Task to complete: Scan the listing below. Report each line that includes "which".

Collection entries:
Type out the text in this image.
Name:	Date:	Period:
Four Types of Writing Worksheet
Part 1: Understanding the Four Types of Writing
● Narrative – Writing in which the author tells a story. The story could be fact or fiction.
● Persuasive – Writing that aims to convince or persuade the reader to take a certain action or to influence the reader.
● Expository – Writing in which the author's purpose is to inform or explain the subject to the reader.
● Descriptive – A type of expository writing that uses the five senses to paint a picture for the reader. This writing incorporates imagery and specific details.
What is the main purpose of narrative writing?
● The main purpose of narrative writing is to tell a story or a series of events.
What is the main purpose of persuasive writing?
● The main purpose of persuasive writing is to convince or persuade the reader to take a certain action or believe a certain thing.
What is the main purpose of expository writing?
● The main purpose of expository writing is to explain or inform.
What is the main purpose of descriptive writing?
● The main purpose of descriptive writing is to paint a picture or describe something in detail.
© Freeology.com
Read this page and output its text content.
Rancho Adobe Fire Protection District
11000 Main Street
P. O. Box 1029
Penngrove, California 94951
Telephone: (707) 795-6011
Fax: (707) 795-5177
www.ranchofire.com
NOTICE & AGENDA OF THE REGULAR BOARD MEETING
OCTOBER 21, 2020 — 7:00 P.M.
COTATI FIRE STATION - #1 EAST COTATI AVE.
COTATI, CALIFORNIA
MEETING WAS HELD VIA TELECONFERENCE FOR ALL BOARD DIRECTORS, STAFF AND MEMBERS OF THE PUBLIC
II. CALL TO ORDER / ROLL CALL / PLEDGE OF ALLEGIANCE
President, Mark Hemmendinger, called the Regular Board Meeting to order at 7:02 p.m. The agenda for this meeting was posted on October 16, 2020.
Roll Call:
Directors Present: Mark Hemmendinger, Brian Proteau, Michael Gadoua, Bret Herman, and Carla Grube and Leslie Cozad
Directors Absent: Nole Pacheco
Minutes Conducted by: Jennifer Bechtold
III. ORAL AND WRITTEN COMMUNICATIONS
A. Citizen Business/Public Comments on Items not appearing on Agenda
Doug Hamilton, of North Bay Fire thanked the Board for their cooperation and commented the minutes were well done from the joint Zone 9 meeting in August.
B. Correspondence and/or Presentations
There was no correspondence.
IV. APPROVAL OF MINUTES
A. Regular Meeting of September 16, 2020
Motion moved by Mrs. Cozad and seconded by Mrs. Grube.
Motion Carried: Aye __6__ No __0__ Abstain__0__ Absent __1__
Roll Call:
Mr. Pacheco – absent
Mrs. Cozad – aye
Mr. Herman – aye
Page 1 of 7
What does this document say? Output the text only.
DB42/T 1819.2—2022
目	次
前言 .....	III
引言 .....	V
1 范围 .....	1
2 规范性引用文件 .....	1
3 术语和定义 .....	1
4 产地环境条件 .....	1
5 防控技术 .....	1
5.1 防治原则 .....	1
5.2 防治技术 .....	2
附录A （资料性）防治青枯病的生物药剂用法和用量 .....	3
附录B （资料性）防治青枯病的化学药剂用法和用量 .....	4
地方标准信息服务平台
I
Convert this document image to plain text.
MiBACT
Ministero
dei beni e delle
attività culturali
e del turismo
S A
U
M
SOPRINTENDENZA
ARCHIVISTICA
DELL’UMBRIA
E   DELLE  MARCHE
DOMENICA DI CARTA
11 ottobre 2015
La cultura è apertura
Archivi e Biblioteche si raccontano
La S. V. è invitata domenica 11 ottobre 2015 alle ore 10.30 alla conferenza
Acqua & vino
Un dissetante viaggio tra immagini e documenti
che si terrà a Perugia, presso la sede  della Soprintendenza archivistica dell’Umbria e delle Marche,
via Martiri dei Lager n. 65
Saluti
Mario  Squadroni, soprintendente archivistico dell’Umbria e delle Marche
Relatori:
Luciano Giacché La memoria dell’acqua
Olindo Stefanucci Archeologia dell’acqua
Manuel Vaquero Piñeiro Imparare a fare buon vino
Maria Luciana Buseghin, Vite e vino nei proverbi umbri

Exercise solution:
● Narrative – Writing in which the author tells a story. The story could be fact or fiction.
● Expository – Writing in which the author's purpose is to inform or explain the subject to the reader.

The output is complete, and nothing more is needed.